> _Instructions for the task_: Return every line of the material exactly.

━━━━━ Available data

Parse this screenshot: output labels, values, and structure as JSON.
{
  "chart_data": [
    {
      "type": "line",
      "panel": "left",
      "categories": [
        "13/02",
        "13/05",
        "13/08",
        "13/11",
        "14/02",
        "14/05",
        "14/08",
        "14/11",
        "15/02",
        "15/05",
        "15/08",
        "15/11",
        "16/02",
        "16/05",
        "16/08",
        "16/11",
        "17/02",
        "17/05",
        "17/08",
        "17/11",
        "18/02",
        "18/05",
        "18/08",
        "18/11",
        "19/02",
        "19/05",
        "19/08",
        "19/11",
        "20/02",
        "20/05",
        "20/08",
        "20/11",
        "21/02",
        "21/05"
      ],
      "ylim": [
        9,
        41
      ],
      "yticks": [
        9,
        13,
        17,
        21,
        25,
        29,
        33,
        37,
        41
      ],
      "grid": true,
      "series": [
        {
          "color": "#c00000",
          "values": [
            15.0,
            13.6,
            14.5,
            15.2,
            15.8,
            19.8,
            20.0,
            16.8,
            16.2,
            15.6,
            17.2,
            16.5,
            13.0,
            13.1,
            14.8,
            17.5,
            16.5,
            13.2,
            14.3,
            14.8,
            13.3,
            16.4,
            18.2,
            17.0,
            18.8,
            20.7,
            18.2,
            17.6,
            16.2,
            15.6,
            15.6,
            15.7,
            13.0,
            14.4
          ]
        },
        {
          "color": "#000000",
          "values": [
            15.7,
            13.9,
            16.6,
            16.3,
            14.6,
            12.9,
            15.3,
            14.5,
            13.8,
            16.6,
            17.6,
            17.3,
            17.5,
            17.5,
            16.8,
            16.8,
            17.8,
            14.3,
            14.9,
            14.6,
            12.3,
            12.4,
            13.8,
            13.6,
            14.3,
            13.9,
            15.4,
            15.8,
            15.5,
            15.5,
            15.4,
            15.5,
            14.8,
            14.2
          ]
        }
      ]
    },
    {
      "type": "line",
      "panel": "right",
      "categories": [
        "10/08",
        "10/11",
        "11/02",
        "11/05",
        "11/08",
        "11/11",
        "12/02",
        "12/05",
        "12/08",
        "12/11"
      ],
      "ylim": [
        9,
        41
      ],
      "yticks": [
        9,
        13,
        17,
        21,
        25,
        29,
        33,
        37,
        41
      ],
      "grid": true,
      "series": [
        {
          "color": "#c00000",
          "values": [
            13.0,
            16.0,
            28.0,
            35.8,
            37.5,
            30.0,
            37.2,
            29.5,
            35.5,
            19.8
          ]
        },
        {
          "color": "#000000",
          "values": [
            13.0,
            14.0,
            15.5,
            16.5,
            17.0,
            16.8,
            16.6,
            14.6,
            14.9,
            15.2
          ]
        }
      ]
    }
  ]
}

━━━━━━━━━━

> _Correct response_:
Parse this screenshot: output labels, values, and structure as JSON.
{
  "chart_data": [
    {
      "type": "line",
      "panel": "left",
      "categories": [
        "13/02",
        "13/05",
        "13/08",
        "13/11",
        "14/02",
        "14/05",
        "14/08",
        "14/11",
        "15/02",
        "15/05",
        "15/08",
        "15/11",
        "16/02",
        "16/05",
        "16/08",
        "16/11",
        "17/02",
        "17/05",
        "17/08",
        "17/11",
        "18/02",
        "18/05",
        "18/08",
        "18/11",
        "19/02",
        "19/05",
        "19/08",
        "19/11",
        "20/02",
        "20/05",
        "20/08",
        "20/11",
        "21/02",
        "21/05"
      ],
      "ylim": [
        9,
        41
      ],
      "yticks": [
        9,
        13,
        17,
        21,
        25,
        29,
        33,
        37,
        41
      ],
      "grid": true,
      "series": [
        {
          "color": "#c00000",
          "values": [
            15.0,
            13.6,
            14.5,
            15.2,
            15.8,
            19.8,
            20.0,
            16.8,
            16.2,
            15.6,
            17.2,
            16.5,
            13.0,
            13.1,
            14.8,
            17.5,
            16.5,
            13.2,
            14.3,
            14.8,
            13.3,
            16.4,
            18.2,
            17.0,
            18.8,
            20.7,
            18.2,
            17.6,
            16.2,
            15.6,
            15.6,
            15.7,
            13.0,
            14.4
          ]
        },
        {
          "color": "#000000",
          "values": [
            15.7,
            13.9,
            16.6,
            16.3,
            14.6,
            12.9,
            15.3,
            14.5,
            13.8,
            16.6,
            17.6,
            17.3,
            17.5,
            17.5,
            16.8,
            16.8,
            17.8,
            14.3,
            14.9,
            14.6,
            12.3,
            12.4,
            13.8,
            13.6,
            14.3,
            13.9,
            15.4,
            15.8,
            15.5,
            15.5,
            15.4,
            15.5,
            14.8,
            14.2
          ]
        }
      ]
    },
    {
      "type": "line",
      "panel": "right",
      "categories": [
        "10/08",
        "10/11",
        "11/02",
        "11/05",
        "11/08",
        "11/11",
        "12/02",
        "12/05",
        "12/08",
        "12/11"
      ],
      "ylim": [
        9,
        41
      ],
      "yticks": [
        9,
        13,
        17,
        21,
        25,
        29,
        33,
        37,
        41
      ],
      "grid": true,
      "series": [
        {
          "color": "#c00000",
          "values": [
            13.0,
            16.0,
            28.0,
            35.8,
            37.5,
            30.0,
            37.2,
            29.5,
            35.5,
            19.8
          ]
        },
        {
          "color": "#000000",
          "values": [
            13.0,
            14.0,
            15.5,
            16.5,
            17.0,
            16.8,
            16.6,
            14.6,
            14.9,
            15.2
          ]
        }
      ]
    }
  ]
}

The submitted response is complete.